What you are asked to do
Repeat the full listing below verbatim and keep the images out.

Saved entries
——————
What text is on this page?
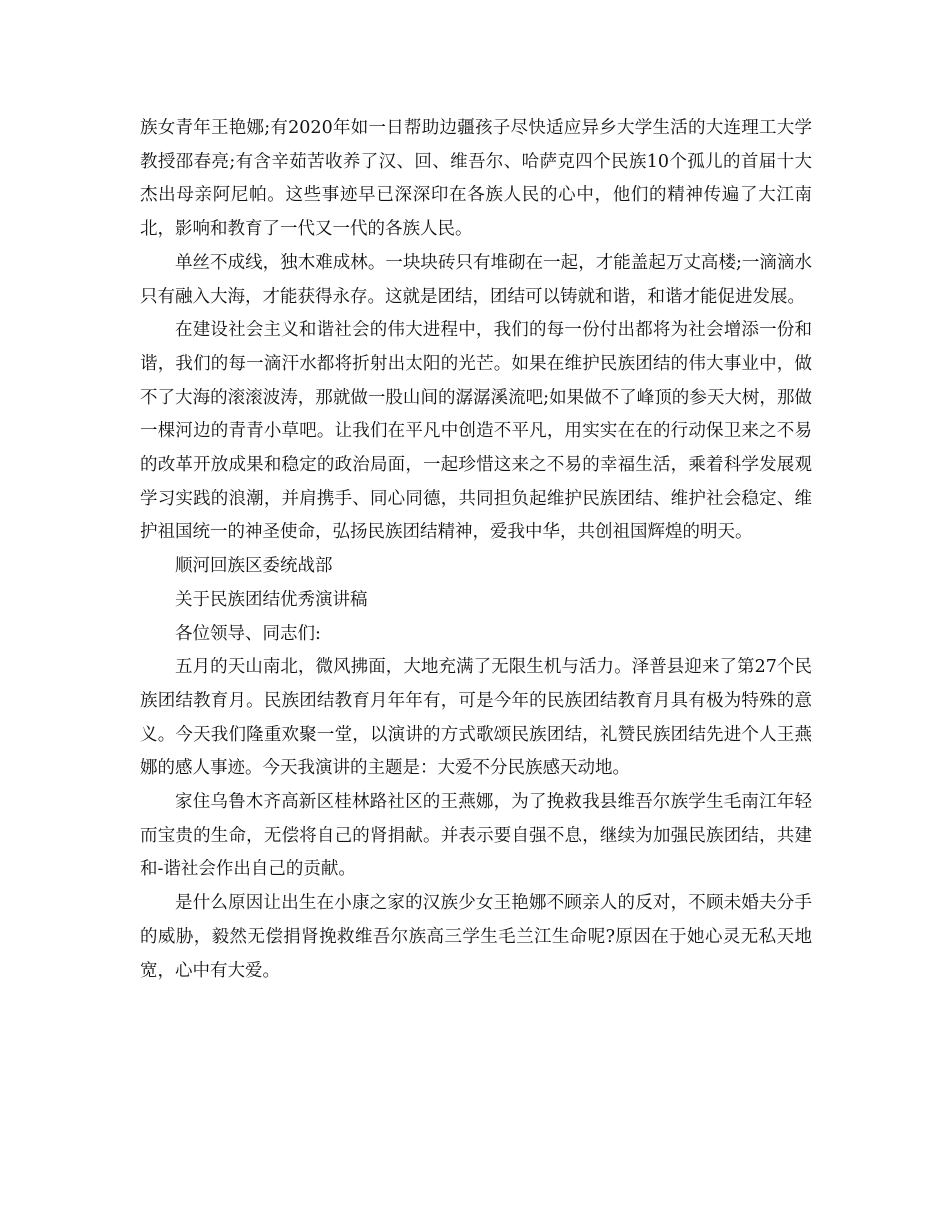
族女青年王艳娜;有2020年如一日帮助边疆孩子尽快适应异乡大学生活的大连理工大学教授邵春亮;有含辛茹苦收养了汉、回、维吾尔、哈萨克四个民族10个孤儿的首届十大杰出母亲阿尼帕。这些事迹早已深深印在各族人民的心中，他们的精神传遍了大江南北，影响和教育了一代又一代的各族人民。

单丝不成线，独木难成林。一块块砖只有堆砌在一起，才能盖起万丈高楼;一滴滴水只有融入大海，才能获得永存。这就是团结，团结可以铸就和谐，和谐才能促进发展。

在建设社会主义和谐社会的伟大进程中，我们的每一份付出都将为社会增添一份和谐，我们的每一滴汗水都将折射出太阳的光芒。如果在维护民族团结的伟大事业中，做不了大海的滚滚波涛，那就做一股山间的潺潺溪流吧;如果做不了峰顶的参天大树，那做一棵河边的青青小草吧。让我们在平凡中创造不平凡，用实实在在的行动保卫来之不易的改革开放成果和稳定的政治局面，一起珍惜这来之不易的幸福生活，乘着科学发展观学习实践的浪潮，并肩携手、同心同德，共同担负起维护民族团结、维护社会稳定、维护祖国统一的神圣使命，弘扬民族团结精神，爱我中华，共创祖国辉煌的明天。

顺河回族区委统战部

关于民族团结优秀演讲稿

各位领导、同志们:

五月的天山南北，微风拂面，大地充满了无限生机与活力。泽普县迎来了第27个民族团结教育月。民族团结教育月年年有，可是今年的民族团结教育月具有极为特殊的意义。今天我们隆重欢聚一堂，以演讲的方式歌颂民族团结，礼赞民族团结先进个人王燕娜的感人事迹。今天我演讲的主题是：大爱不分民族感天动地。

家住乌鲁木齐高新区桂林路社区的王燕娜，为了挽救我县维吾尔族学生毛南江年轻而宝贵的生命，无偿将自己的肾捐献。并表示要自强不息，继续为加强民族团结，共建和-谐社会作出自己的贡献。

是什么原因让出生在小康之家的汉族少女王艳娜不顾亲人的反对，不顾未婚夫分手的威胁，毅然无偿捐肾挽救维吾尔族高三学生毛兰江生命呢?原因在于她心灵无私天地宽，心中有大爱。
——————
The answer
What text is on this page?
族女青年王艳娜;有2020年如一日帮助边疆孩子尽快适应异乡大学生活的大连理工大学教授邵春亮;有含辛茹苦收养了汉、回、维吾尔、哈萨克四个民族10个孤儿的首届十大杰出母亲阿尼帕。这些事迹早已深深印在各族人民的心中，他们的精神传遍了大江南北，影响和教育了一代又一代的各族人民。

单丝不成线，独木难成林。一块块砖只有堆砌在一起，才能盖起万丈高楼;一滴滴水只有融入大海，才能获得永存。这就是团结，团结可以铸就和谐，和谐才能促进发展。

在建设社会主义和谐社会的伟大进程中，我们的每一份付出都将为社会增添一份和谐，我们的每一滴汗水都将折射出太阳的光芒。如果在维护民族团结的伟大事业中，做不了大海的滚滚波涛，那就做一股山间的潺潺溪流吧;如果做不了峰顶的参天大树，那做一棵河边的青青小草吧。让我们在平凡中创造不平凡，用实实在在的行动保卫来之不易的改革开放成果和稳定的政治局面，一起珍惜这来之不易的幸福生活，乘着科学发展观学习实践的浪潮，并肩携手、同心同德，共同担负起维护民族团结、维护社会稳定、维护祖国统一的神圣使命，弘扬民族团结精神，爱我中华，共创祖国辉煌的明天。

顺河回族区委统战部

关于民族团结优秀演讲稿

各位领导、同志们:

五月的天山南北，微风拂面，大地充满了无限生机与活力。泽普县迎来了第27个民族团结教育月。民族团结教育月年年有，可是今年的民族团结教育月具有极为特殊的意义。今天我们隆重欢聚一堂，以演讲的方式歌颂民族团结，礼赞民族团结先进个人王燕娜的感人事迹。今天我演讲的主题是：大爱不分民族感天动地。

家住乌鲁木齐高新区桂林路社区的王燕娜，为了挽救我县维吾尔族学生毛南江年轻而宝贵的生命，无偿将自己的肾捐献。并表示要自强不息，继续为加强民族团结，共建和-谐社会作出自己的贡献。

是什么原因让出生在小康之家的汉族少女王艳娜不顾亲人的反对，不顾未婚夫分手的威胁，毅然无偿捐肾挽救维吾尔族高三学生毛兰江生命呢?原因在于她心灵无私天地宽，心中有大爱。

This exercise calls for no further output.